Rows from a figure dataset
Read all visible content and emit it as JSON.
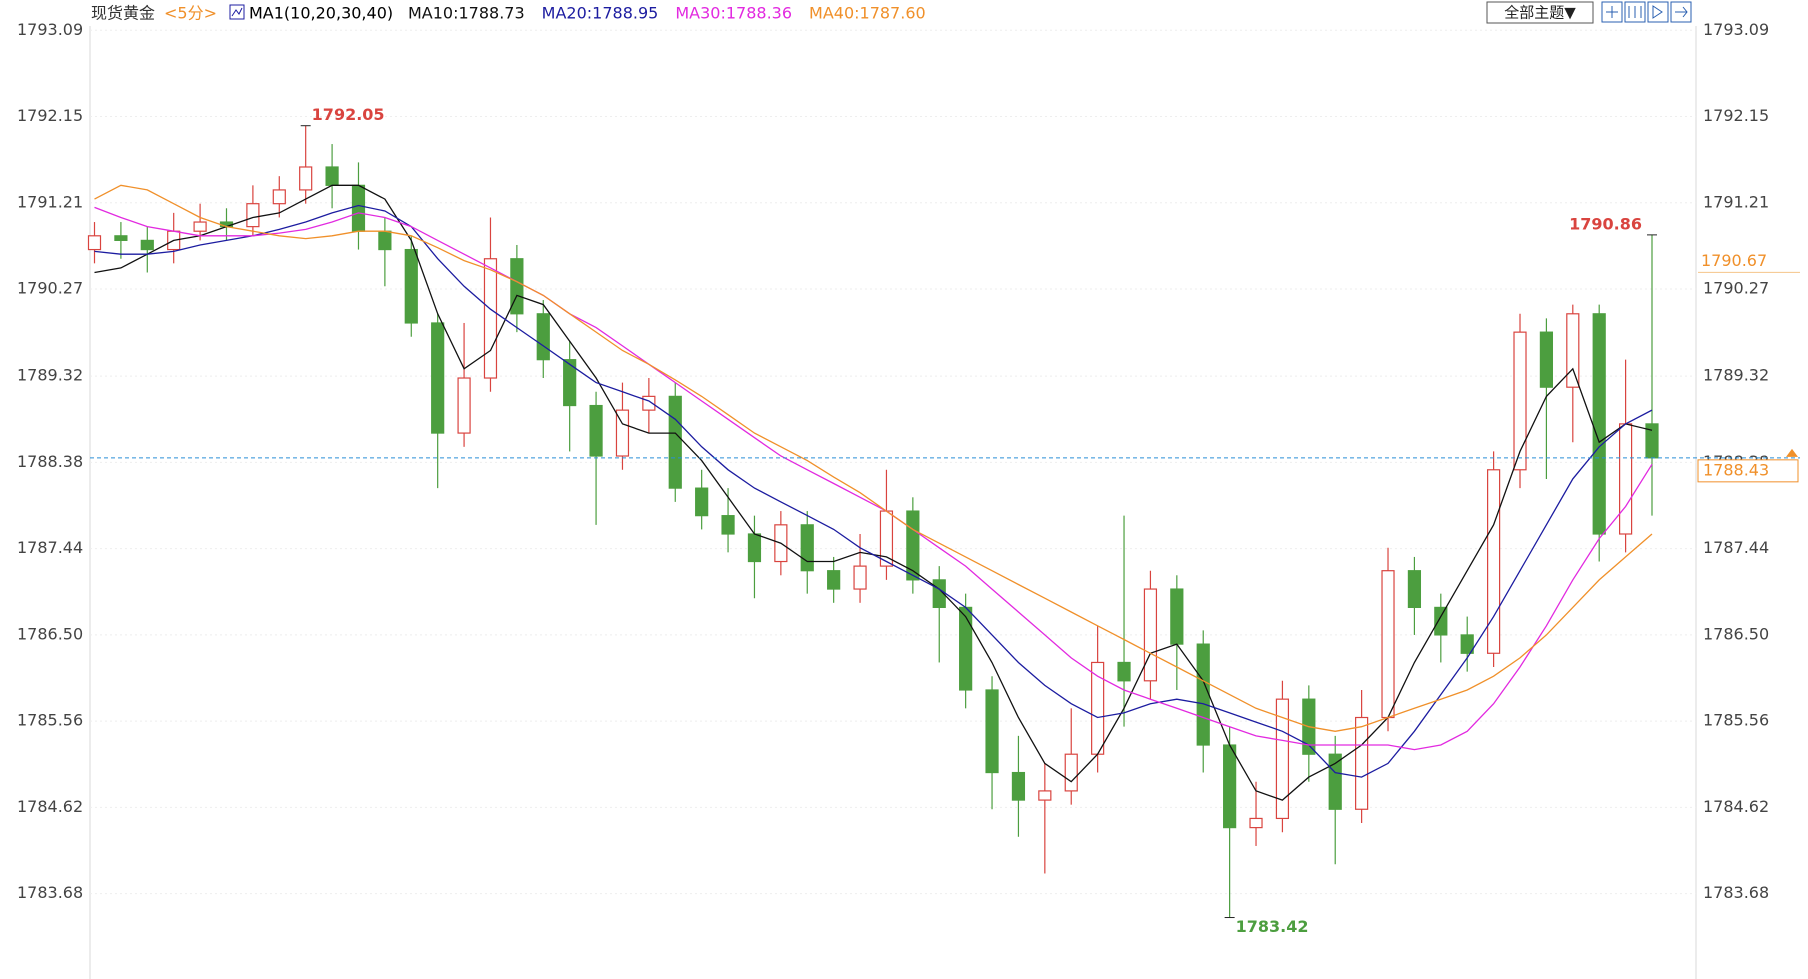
{
  "chart_data": {
    "type": "candlestick",
    "symbol": "现货黄金",
    "period": "<5分>",
    "indicator": "MA1(10,20,30,40)",
    "up_color": "#d9443f",
    "down_color": "#4c9e3f",
    "open": [
      1790.7,
      1790.85,
      1790.8,
      1790.7,
      1790.9,
      1791.0,
      1790.95,
      1791.2,
      1791.35,
      1791.6,
      1791.4,
      1790.9,
      1790.7,
      1789.9,
      1788.7,
      1789.3,
      1790.6,
      1790.0,
      1789.5,
      1789.0,
      1788.45,
      1788.95,
      1789.1,
      1788.1,
      1787.8,
      1787.6,
      1787.3,
      1787.7,
      1787.2,
      1787.0,
      1787.25,
      1787.85,
      1787.1,
      1786.8,
      1785.9,
      1785.0,
      1784.7,
      1784.8,
      1785.2,
      1786.2,
      1786.0,
      1787.0,
      1786.4,
      1785.3,
      1784.4,
      1784.5,
      1785.8,
      1785.2,
      1784.6,
      1785.6,
      1787.2,
      1786.8,
      1786.5,
      1786.3,
      1788.3,
      1789.8,
      1789.2,
      1790.0,
      1787.6,
      1788.8
    ],
    "high": [
      1791.0,
      1791.0,
      1790.95,
      1791.1,
      1791.2,
      1791.15,
      1791.4,
      1791.5,
      1792.05,
      1791.85,
      1791.65,
      1791.05,
      1790.85,
      1790.0,
      1789.9,
      1791.05,
      1790.75,
      1790.15,
      1789.7,
      1789.15,
      1789.25,
      1789.3,
      1789.25,
      1788.3,
      1788.1,
      1787.8,
      1787.85,
      1787.85,
      1787.35,
      1787.6,
      1788.3,
      1788.0,
      1787.25,
      1786.95,
      1786.05,
      1785.4,
      1785.1,
      1785.7,
      1786.6,
      1787.8,
      1787.2,
      1787.15,
      1786.55,
      1785.5,
      1784.9,
      1786.0,
      1785.95,
      1785.4,
      1785.9,
      1787.45,
      1787.35,
      1786.95,
      1786.7,
      1788.5,
      1790.0,
      1789.95,
      1790.1,
      1790.1,
      1789.5,
      1790.86
    ],
    "low": [
      1790.55,
      1790.6,
      1790.45,
      1790.55,
      1790.8,
      1790.8,
      1790.85,
      1791.05,
      1791.2,
      1791.15,
      1790.7,
      1790.3,
      1789.75,
      1788.1,
      1788.55,
      1789.15,
      1789.8,
      1789.3,
      1788.5,
      1787.7,
      1788.3,
      1788.7,
      1787.95,
      1787.65,
      1787.4,
      1786.9,
      1787.15,
      1786.95,
      1786.85,
      1786.85,
      1787.1,
      1786.95,
      1786.2,
      1785.7,
      1784.6,
      1784.3,
      1783.9,
      1784.65,
      1785.0,
      1785.5,
      1785.8,
      1785.9,
      1785.0,
      1783.42,
      1784.2,
      1784.35,
      1784.9,
      1784.0,
      1784.45,
      1785.45,
      1786.5,
      1786.2,
      1786.1,
      1786.15,
      1788.1,
      1788.2,
      1788.6,
      1787.3,
      1787.4,
      1787.8
    ],
    "close": [
      1790.85,
      1790.8,
      1790.7,
      1790.9,
      1791.0,
      1790.95,
      1791.2,
      1791.35,
      1791.6,
      1791.4,
      1790.9,
      1790.7,
      1789.9,
      1788.7,
      1789.3,
      1790.6,
      1790.0,
      1789.5,
      1789.0,
      1788.45,
      1788.95,
      1789.1,
      1788.1,
      1787.8,
      1787.6,
      1787.3,
      1787.7,
      1787.2,
      1787.0,
      1787.25,
      1787.85,
      1787.1,
      1786.8,
      1785.9,
      1785.0,
      1784.7,
      1784.8,
      1785.2,
      1786.2,
      1786.0,
      1787.0,
      1786.4,
      1785.3,
      1784.4,
      1784.5,
      1785.8,
      1785.2,
      1784.6,
      1785.6,
      1787.2,
      1786.8,
      1786.5,
      1786.3,
      1788.3,
      1789.8,
      1789.2,
      1790.0,
      1787.6,
      1788.8,
      1788.43
    ],
    "series": [
      {
        "name": "MA10:1788.73",
        "color": "#111111",
        "values": [
          1790.45,
          1790.5,
          1790.65,
          1790.8,
          1790.85,
          1790.95,
          1791.05,
          1791.1,
          1791.25,
          1791.4,
          1791.4,
          1791.25,
          1790.8,
          1790.0,
          1789.4,
          1789.6,
          1790.2,
          1790.1,
          1789.7,
          1789.3,
          1788.8,
          1788.7,
          1788.7,
          1788.4,
          1788.0,
          1787.6,
          1787.5,
          1787.3,
          1787.3,
          1787.4,
          1787.35,
          1787.2,
          1787.0,
          1786.7,
          1786.2,
          1785.6,
          1785.1,
          1784.9,
          1785.2,
          1785.7,
          1786.3,
          1786.4,
          1786.0,
          1785.3,
          1784.8,
          1784.7,
          1784.95,
          1785.1,
          1785.3,
          1785.6,
          1786.2,
          1786.7,
          1787.2,
          1787.7,
          1788.5,
          1789.1,
          1789.4,
          1788.6,
          1788.8,
          1788.73
        ]
      },
      {
        "name": "MA20:1788.95",
        "color": "#1c1ca0",
        "values": [
          1790.68,
          1790.65,
          1790.65,
          1790.68,
          1790.75,
          1790.8,
          1790.85,
          1790.92,
          1791.0,
          1791.1,
          1791.18,
          1791.12,
          1790.95,
          1790.6,
          1790.3,
          1790.05,
          1789.85,
          1789.65,
          1789.45,
          1789.25,
          1789.15,
          1789.05,
          1788.85,
          1788.55,
          1788.3,
          1788.1,
          1787.95,
          1787.8,
          1787.65,
          1787.45,
          1787.3,
          1787.15,
          1787.0,
          1786.8,
          1786.5,
          1786.2,
          1785.95,
          1785.75,
          1785.6,
          1785.65,
          1785.75,
          1785.8,
          1785.75,
          1785.65,
          1785.55,
          1785.45,
          1785.3,
          1785.0,
          1784.95,
          1785.1,
          1785.45,
          1785.85,
          1786.25,
          1786.7,
          1787.2,
          1787.7,
          1788.2,
          1788.55,
          1788.8,
          1788.95
        ]
      },
      {
        "name": "MA30:1788.36",
        "color": "#e22ae0",
        "values": [
          1791.16,
          1791.05,
          1790.95,
          1790.9,
          1790.85,
          1790.85,
          1790.85,
          1790.88,
          1790.92,
          1791.0,
          1791.1,
          1791.05,
          1790.95,
          1790.8,
          1790.65,
          1790.5,
          1790.35,
          1790.2,
          1790.0,
          1789.85,
          1789.65,
          1789.45,
          1789.25,
          1789.05,
          1788.85,
          1788.65,
          1788.45,
          1788.3,
          1788.15,
          1788.0,
          1787.85,
          1787.65,
          1787.45,
          1787.25,
          1787.0,
          1786.75,
          1786.5,
          1786.25,
          1786.05,
          1785.9,
          1785.8,
          1785.7,
          1785.6,
          1785.5,
          1785.4,
          1785.35,
          1785.3,
          1785.3,
          1785.3,
          1785.3,
          1785.25,
          1785.3,
          1785.45,
          1785.75,
          1786.15,
          1786.6,
          1787.1,
          1787.55,
          1787.9,
          1788.36
        ]
      },
      {
        "name": "MA40:1787.60",
        "color": "#f0902a",
        "values": [
          1791.25,
          1791.4,
          1791.35,
          1791.2,
          1791.05,
          1790.95,
          1790.9,
          1790.85,
          1790.82,
          1790.85,
          1790.9,
          1790.9,
          1790.85,
          1790.72,
          1790.58,
          1790.48,
          1790.35,
          1790.2,
          1790.0,
          1789.8,
          1789.6,
          1789.45,
          1789.28,
          1789.1,
          1788.9,
          1788.7,
          1788.55,
          1788.4,
          1788.22,
          1788.05,
          1787.85,
          1787.65,
          1787.5,
          1787.35,
          1787.2,
          1787.05,
          1786.9,
          1786.75,
          1786.6,
          1786.45,
          1786.3,
          1786.15,
          1786.0,
          1785.85,
          1785.7,
          1785.6,
          1785.5,
          1785.45,
          1785.5,
          1785.6,
          1785.7,
          1785.8,
          1785.9,
          1786.05,
          1786.25,
          1786.5,
          1786.8,
          1787.1,
          1787.35,
          1787.6
        ]
      }
    ],
    "last_price": 1788.43,
    "marker_price": 1790.67,
    "ylim": [
      1782.75,
      1793.42
    ],
    "yticks": [
      1793.09,
      1792.15,
      1791.21,
      1790.27,
      1789.32,
      1788.38,
      1787.44,
      {
        "value": 1786.5,
        "label": "1786.50"
      },
      1785.56,
      1784.62,
      1783.68
    ],
    "grid": true,
    "theme_button": "全部主题▼"
  }
}
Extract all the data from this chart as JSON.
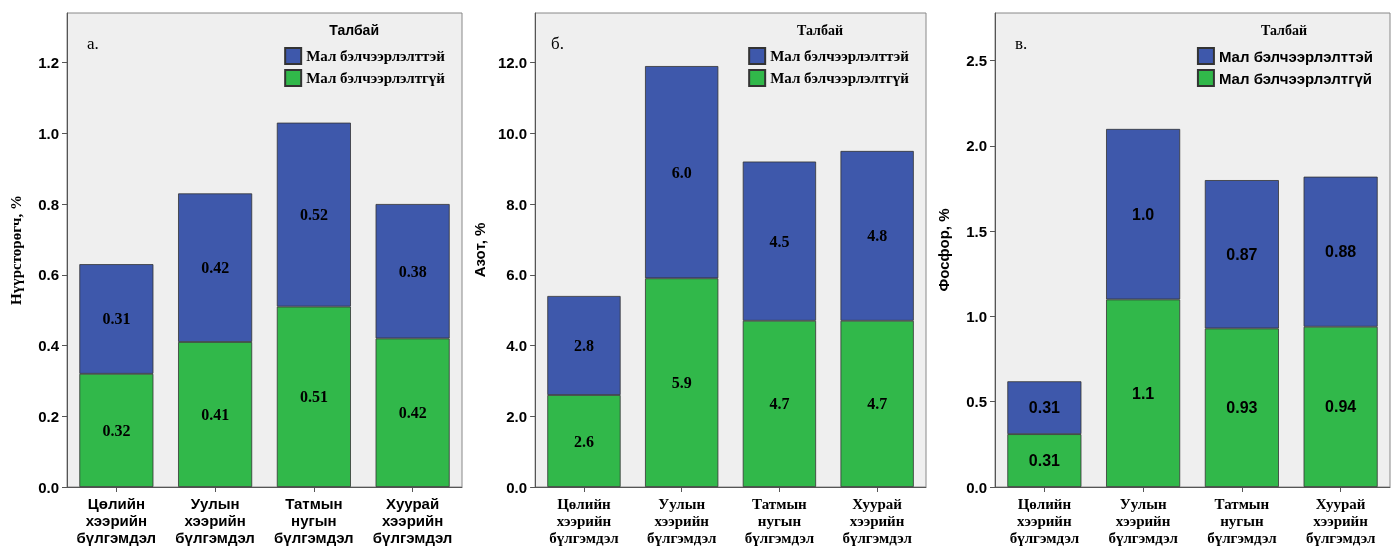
{
  "chart_data": [
    {
      "type": "bar",
      "title": "а.",
      "ylabel": "Нүүрсторөгч, %",
      "legend_title": "Талбай",
      "legend": "top right",
      "stacked": true,
      "grid": false,
      "categories": [
        "Цөлийн хээрийн бүлгэмдэл",
        "Уулын хээрийн бүлгэмдэл",
        "Татмын нугын бүлгэмдэл",
        "Хуурай хээрийн бүлгэмдэл"
      ],
      "ylim": [
        0,
        1.34
      ],
      "yticks": [
        {
          "value": 0,
          "label": "0.0"
        },
        {
          "value": 0.2,
          "label": "0.2"
        },
        {
          "value": 0.4,
          "label": "0.4"
        },
        {
          "value": 0.6,
          "label": "0.6"
        },
        {
          "value": 0.8,
          "label": "0.8"
        },
        {
          "value": 1,
          "label": "1.0"
        },
        {
          "value": 1.2,
          "label": "1.2"
        }
      ],
      "series": [
        {
          "name": "Мал бэлчээрлэлтгүй",
          "color": "#31b84a",
          "values": [
            0.32,
            0.41,
            0.51,
            0.42
          ],
          "value_labels": [
            "0.32",
            "0.41",
            "0.51",
            "0.42"
          ]
        },
        {
          "name": "Мал бэлчээрлэлттэй",
          "color": "#3e58ab",
          "values": [
            0.31,
            0.42,
            0.52,
            0.38
          ],
          "value_labels": [
            "0.31",
            "0.42",
            "0.52",
            "0.38"
          ]
        }
      ]
    },
    {
      "type": "bar",
      "title": "б.",
      "ylabel": "Азот, %",
      "legend_title": "Талбай",
      "legend": "top right",
      "stacked": true,
      "grid": false,
      "categories": [
        "Цөлийн хээрийн бүлгэмдэл",
        "Уулын хээрийн бүлгэмдэл",
        "Татмын нугын бүлгэмдэл",
        "Хуурай хээрийн бүлгэмдэл"
      ],
      "ylim": [
        0,
        13.4
      ],
      "yticks": [
        {
          "value": 0,
          "label": "0.0"
        },
        {
          "value": 2,
          "label": "2.0"
        },
        {
          "value": 4,
          "label": "4.0"
        },
        {
          "value": 6,
          "label": "6.0"
        },
        {
          "value": 8,
          "label": "8.0"
        },
        {
          "value": 10,
          "label": "10.0"
        },
        {
          "value": 12,
          "label": "12.0"
        }
      ],
      "series": [
        {
          "name": "Мал бэлчээрлэлтгүй",
          "color": "#31b84a",
          "values": [
            2.6,
            5.9,
            4.7,
            4.7
          ],
          "value_labels": [
            "2.6",
            "5.9",
            "4.7",
            "4.7"
          ]
        },
        {
          "name": "Мал бэлчээрлэлттэй",
          "color": "#3e58ab",
          "values": [
            2.8,
            6.0,
            4.5,
            4.8
          ],
          "value_labels": [
            "2.8",
            "6.0",
            "4.5",
            "4.8"
          ]
        }
      ]
    },
    {
      "type": "bar",
      "title": "в.",
      "ylabel": "Фосфор, %",
      "legend_title": "Талбай",
      "legend": "top right",
      "stacked": true,
      "grid": false,
      "categories": [
        "Цөлийн хээрийн бүлгэмдэл",
        "Уулын хээрийн бүлгэмдэл",
        "Татмын нугын бүлгэмдэл",
        "Хуурай хээрийн бүлгэмдэл"
      ],
      "ylim": [
        0,
        2.78
      ],
      "yticks": [
        {
          "value": 0,
          "label": "0.0"
        },
        {
          "value": 0.5,
          "label": "0.5"
        },
        {
          "value": 1,
          "label": "1.0"
        },
        {
          "value": 1.5,
          "label": "1.5"
        },
        {
          "value": 2,
          "label": "2.0"
        },
        {
          "value": 2.5,
          "label": "2.5"
        }
      ],
      "series": [
        {
          "name": "Мал бэлчээрлэлтгүй",
          "color": "#31b84a",
          "values": [
            0.31,
            1.1,
            0.93,
            0.94
          ],
          "value_labels": [
            "0.31",
            "1.1",
            "0.93",
            "0.94"
          ]
        },
        {
          "name": "Мал бэлчээрлэлттэй",
          "color": "#3e58ab",
          "values": [
            0.31,
            1.0,
            0.87,
            0.88
          ],
          "value_labels": [
            "0.31",
            "1.0",
            "0.87",
            "0.88"
          ]
        }
      ]
    }
  ]
}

Exercise description:
Look through the entries above and report each line where the string "JSON" occurs.

Result:
Read all visible content and emit it as JSON.
Extract all the data from this chart as JSON.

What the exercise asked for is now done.